Exclude all pictures, then copy each of the records exactly as written.
** BEGIN **
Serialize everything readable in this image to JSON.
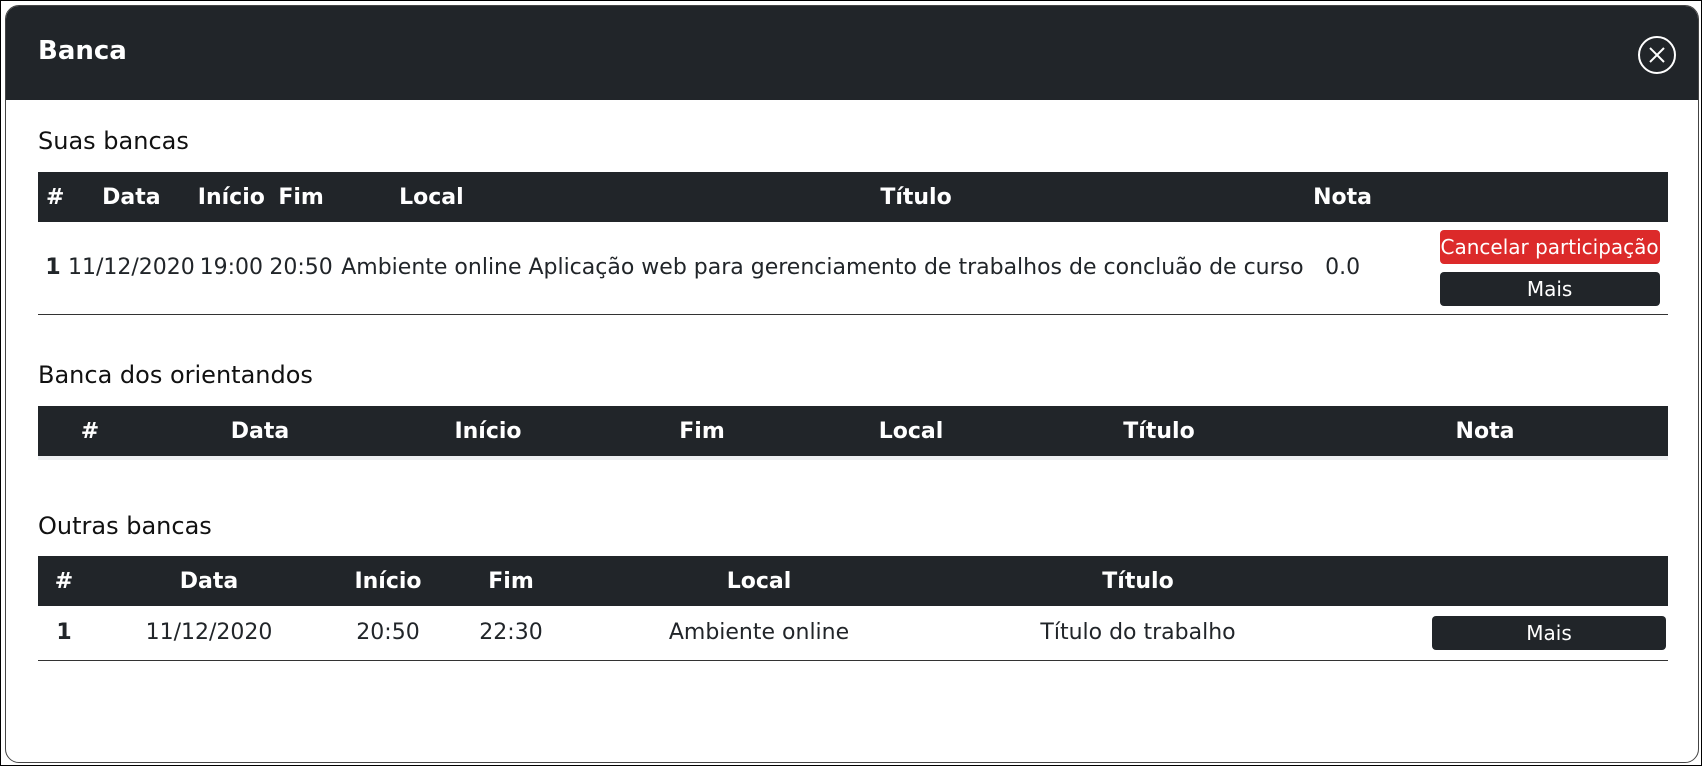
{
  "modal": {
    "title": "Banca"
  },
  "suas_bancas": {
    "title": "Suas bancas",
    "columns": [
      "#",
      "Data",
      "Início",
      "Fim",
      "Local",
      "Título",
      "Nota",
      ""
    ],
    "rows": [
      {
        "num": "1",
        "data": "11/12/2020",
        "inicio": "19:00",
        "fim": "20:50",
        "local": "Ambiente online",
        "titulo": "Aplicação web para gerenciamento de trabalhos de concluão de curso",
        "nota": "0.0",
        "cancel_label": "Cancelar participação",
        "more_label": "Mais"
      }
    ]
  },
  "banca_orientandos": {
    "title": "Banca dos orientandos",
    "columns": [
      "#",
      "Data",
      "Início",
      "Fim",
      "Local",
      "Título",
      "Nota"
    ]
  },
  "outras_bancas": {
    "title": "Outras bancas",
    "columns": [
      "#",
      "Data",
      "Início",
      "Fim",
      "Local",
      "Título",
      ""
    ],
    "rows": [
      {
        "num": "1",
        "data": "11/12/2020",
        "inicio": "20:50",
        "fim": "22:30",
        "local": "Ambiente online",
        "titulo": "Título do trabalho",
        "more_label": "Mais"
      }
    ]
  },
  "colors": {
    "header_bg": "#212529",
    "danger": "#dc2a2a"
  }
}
** END **
Exercise answer:
Serialize everything readable in this image to JSON.
{
  "modal": {
    "title": "Banca"
  },
  "suas_bancas": {
    "title": "Suas bancas",
    "columns": [
      "#",
      "Data",
      "Início",
      "Fim",
      "Local",
      "Título",
      "Nota",
      ""
    ],
    "rows": [
      {
        "num": "1",
        "data": "11/12/2020",
        "inicio": "19:00",
        "fim": "20:50",
        "local": "Ambiente online",
        "titulo": "Aplicação web para gerenciamento de trabalhos de concluão de curso",
        "nota": "0.0",
        "cancel_label": "Cancelar participação",
        "more_label": "Mais"
      }
    ]
  },
  "banca_orientandos": {
    "title": "Banca dos orientandos",
    "columns": [
      "#",
      "Data",
      "Início",
      "Fim",
      "Local",
      "Título",
      "Nota"
    ]
  },
  "outras_bancas": {
    "title": "Outras bancas",
    "columns": [
      "#",
      "Data",
      "Início",
      "Fim",
      "Local",
      "Título",
      ""
    ],
    "rows": [
      {
        "num": "1",
        "data": "11/12/2020",
        "inicio": "20:50",
        "fim": "22:30",
        "local": "Ambiente online",
        "titulo": "Título do trabalho",
        "more_label": "Mais"
      }
    ]
  },
  "colors": {
    "header_bg": "#212529",
    "danger": "#dc2a2a"
  }
}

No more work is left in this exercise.